- [SOURCE RECORDS]:
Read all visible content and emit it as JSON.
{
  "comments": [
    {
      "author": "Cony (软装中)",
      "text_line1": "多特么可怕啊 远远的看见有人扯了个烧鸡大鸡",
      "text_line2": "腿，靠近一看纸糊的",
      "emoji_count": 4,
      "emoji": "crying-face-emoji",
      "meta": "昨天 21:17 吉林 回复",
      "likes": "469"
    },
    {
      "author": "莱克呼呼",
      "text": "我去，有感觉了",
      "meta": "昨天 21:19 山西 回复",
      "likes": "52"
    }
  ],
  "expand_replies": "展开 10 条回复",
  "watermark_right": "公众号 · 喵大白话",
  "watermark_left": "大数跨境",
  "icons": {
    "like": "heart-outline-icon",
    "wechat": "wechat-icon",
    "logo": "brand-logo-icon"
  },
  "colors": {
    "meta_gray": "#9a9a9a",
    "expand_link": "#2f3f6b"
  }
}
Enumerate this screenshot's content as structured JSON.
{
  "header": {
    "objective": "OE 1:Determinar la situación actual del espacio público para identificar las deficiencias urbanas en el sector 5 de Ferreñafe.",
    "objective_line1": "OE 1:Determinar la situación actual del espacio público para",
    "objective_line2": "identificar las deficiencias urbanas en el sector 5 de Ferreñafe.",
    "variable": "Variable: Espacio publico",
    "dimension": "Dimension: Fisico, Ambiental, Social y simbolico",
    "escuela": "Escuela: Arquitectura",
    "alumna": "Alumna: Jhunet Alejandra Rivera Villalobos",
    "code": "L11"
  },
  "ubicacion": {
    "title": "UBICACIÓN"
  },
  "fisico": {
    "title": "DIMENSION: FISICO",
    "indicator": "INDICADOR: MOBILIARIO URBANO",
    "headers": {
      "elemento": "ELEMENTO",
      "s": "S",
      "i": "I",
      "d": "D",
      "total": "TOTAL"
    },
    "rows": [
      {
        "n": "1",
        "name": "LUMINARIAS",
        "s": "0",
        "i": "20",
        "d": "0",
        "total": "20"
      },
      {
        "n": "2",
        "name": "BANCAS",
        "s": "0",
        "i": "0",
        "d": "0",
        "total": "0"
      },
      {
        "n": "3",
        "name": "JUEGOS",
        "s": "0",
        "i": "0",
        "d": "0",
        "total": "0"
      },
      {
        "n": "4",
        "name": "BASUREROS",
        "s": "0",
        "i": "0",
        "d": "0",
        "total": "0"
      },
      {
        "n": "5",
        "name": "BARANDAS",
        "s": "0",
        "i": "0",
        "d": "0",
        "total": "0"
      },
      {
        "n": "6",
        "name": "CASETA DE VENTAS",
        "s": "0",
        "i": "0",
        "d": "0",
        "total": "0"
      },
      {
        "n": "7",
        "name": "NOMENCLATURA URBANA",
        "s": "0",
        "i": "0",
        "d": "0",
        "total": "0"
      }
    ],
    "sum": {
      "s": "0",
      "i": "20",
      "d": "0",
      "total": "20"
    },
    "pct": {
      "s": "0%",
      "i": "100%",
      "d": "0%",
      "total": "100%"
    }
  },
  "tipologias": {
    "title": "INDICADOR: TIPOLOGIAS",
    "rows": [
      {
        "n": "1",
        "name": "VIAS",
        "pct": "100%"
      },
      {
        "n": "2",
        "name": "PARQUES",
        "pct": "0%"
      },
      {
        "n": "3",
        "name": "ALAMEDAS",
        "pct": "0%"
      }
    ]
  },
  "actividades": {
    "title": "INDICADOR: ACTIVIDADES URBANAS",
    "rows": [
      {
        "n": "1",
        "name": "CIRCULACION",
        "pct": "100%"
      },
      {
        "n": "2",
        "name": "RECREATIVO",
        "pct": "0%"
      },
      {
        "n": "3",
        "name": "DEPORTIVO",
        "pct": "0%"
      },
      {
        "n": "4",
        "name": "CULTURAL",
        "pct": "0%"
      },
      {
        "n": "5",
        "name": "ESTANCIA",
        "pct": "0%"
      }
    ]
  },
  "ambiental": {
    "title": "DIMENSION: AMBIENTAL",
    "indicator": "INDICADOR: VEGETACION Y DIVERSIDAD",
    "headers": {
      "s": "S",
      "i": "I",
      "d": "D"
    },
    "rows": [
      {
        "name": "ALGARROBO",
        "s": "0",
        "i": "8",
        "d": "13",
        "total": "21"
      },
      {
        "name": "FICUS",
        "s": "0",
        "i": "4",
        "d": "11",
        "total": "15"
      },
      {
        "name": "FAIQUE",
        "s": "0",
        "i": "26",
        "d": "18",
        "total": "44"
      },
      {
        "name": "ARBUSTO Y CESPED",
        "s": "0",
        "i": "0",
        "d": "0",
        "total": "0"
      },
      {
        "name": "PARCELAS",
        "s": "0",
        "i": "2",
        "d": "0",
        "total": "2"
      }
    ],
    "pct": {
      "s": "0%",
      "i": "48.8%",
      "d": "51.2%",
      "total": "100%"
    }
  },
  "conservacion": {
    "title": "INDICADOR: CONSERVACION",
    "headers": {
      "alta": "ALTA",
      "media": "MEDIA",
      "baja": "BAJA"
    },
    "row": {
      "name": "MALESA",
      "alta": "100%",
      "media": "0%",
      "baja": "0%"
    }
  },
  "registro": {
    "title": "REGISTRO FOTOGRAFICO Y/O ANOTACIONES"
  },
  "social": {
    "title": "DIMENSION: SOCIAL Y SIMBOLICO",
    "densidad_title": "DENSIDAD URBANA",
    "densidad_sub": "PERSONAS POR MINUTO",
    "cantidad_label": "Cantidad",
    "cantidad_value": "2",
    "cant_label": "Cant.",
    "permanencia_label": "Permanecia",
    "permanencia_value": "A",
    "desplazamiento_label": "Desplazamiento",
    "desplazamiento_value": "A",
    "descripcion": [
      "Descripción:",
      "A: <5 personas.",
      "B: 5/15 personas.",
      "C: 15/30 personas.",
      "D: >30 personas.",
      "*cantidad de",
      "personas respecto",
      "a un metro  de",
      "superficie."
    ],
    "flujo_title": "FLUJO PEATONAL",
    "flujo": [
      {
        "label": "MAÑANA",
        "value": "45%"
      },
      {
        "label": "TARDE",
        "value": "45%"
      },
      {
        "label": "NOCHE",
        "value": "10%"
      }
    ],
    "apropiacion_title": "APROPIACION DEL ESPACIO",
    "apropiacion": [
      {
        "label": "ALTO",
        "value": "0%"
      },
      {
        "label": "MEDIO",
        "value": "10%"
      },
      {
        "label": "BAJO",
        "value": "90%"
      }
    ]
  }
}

- [TO BE DONE]: Copy each line of the preceding data that contains the string "público".

- [RESPONSE FOR THIS EXERCISE]:
    "objective": "OE 1:Determinar la situación actual del espacio público para identificar las deficiencias urbanas en el sector 5 de Ferreñafe.",
    "objective_line1": "OE 1:Determinar la situación actual del espacio público para",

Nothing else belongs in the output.